Locate the lines that hold the string "合理亦可酌情给分". Copy every such line.

— START EXTRACTED DATA —

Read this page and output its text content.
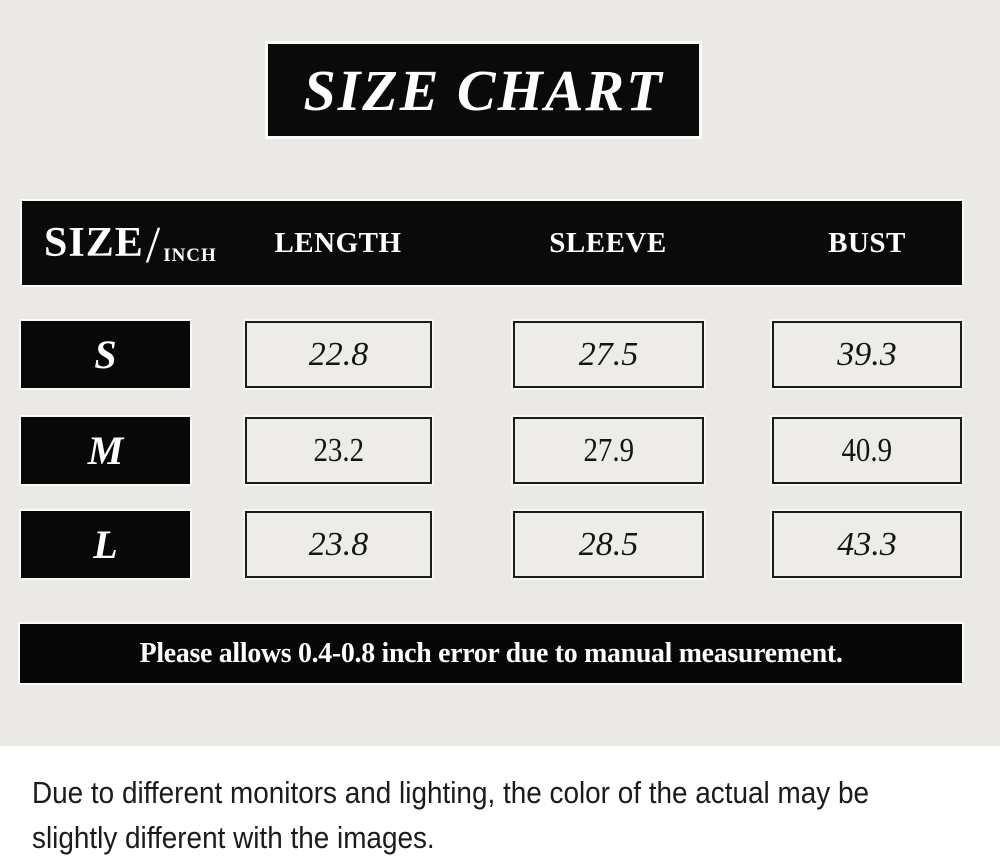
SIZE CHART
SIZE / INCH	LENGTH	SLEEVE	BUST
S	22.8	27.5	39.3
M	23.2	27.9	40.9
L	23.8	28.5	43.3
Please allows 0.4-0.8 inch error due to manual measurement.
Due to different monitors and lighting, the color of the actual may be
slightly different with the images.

— END EXTRACTED DATA —
— START EXTRACTED DATA —

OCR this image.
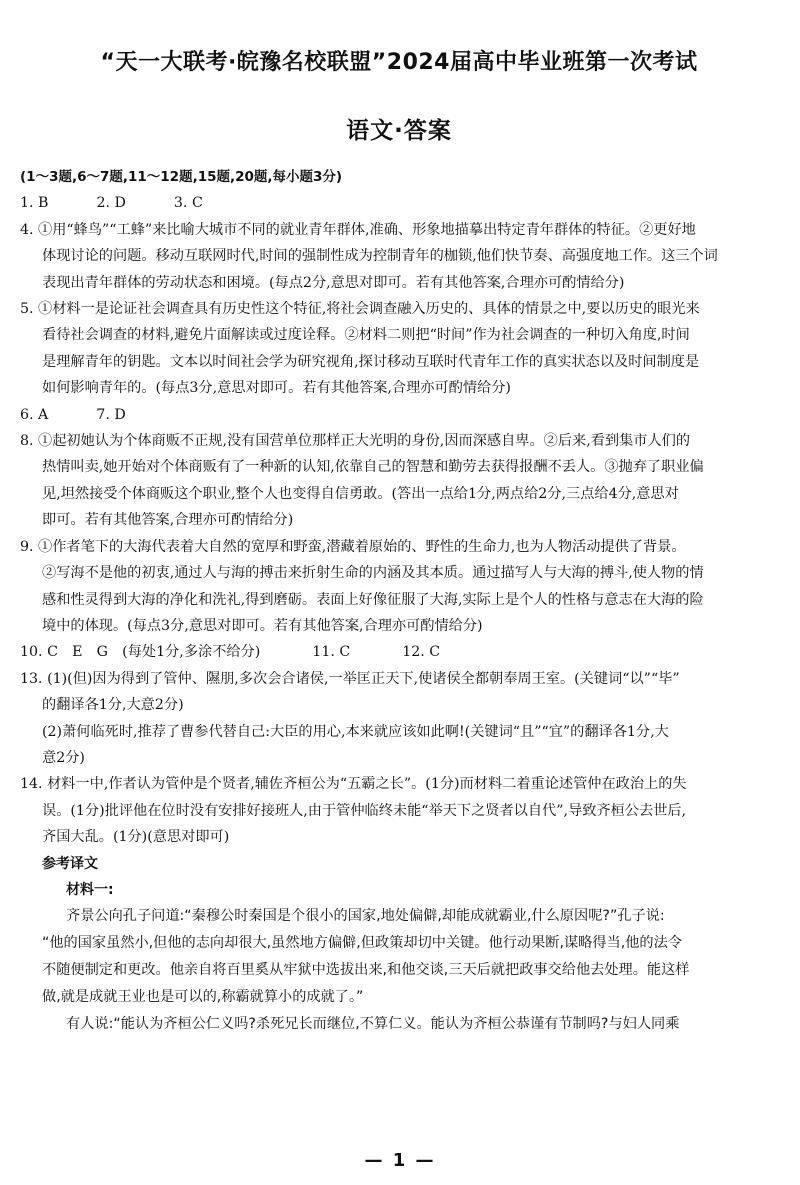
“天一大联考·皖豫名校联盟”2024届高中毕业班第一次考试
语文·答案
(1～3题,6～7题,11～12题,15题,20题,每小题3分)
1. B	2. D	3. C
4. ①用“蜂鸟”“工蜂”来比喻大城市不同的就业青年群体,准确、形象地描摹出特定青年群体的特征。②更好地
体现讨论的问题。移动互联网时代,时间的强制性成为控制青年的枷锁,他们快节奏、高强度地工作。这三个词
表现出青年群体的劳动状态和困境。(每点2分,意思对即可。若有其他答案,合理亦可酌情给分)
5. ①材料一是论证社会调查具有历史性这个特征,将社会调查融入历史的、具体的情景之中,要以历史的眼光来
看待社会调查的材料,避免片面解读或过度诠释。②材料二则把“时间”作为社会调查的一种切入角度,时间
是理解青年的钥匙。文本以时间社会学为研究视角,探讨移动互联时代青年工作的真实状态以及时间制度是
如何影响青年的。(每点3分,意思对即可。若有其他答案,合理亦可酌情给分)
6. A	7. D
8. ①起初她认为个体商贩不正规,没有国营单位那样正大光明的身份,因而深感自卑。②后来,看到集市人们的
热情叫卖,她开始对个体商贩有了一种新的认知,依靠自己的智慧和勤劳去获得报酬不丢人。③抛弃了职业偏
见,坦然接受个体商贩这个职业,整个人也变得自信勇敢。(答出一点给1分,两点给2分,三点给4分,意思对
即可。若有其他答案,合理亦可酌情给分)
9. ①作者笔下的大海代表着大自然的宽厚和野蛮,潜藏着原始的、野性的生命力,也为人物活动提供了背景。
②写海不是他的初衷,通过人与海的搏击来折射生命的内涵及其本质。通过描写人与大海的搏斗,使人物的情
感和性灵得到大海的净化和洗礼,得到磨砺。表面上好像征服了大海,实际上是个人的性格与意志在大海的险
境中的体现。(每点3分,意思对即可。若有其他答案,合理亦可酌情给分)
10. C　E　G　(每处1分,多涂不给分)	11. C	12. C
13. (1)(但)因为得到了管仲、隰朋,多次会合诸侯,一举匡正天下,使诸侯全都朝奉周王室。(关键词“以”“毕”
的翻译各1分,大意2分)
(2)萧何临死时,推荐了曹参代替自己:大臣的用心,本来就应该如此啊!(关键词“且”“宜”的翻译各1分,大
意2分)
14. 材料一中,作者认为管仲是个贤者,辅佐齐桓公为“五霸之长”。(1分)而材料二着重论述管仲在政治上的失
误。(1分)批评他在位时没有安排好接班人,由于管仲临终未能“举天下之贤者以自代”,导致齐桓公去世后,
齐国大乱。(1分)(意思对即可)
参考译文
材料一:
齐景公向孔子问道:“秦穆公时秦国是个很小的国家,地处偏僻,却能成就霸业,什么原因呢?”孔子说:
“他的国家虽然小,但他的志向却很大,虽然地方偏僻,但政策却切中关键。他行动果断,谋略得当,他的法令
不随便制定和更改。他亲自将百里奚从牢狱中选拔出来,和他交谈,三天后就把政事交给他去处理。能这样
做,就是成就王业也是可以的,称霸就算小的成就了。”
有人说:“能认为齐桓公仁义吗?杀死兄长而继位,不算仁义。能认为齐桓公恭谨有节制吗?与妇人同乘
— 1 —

— END EXTRACTED DATA —

OUTPUT FOR THIS EXERCISE>
表现出青年群体的劳动状态和困境。(每点2分,意思对即可。若有其他答案,合理亦可酌情给分)
如何影响青年的。(每点3分,意思对即可。若有其他答案,合理亦可酌情给分)
即可。若有其他答案,合理亦可酌情给分)
境中的体现。(每点3分,意思对即可。若有其他答案,合理亦可酌情给分)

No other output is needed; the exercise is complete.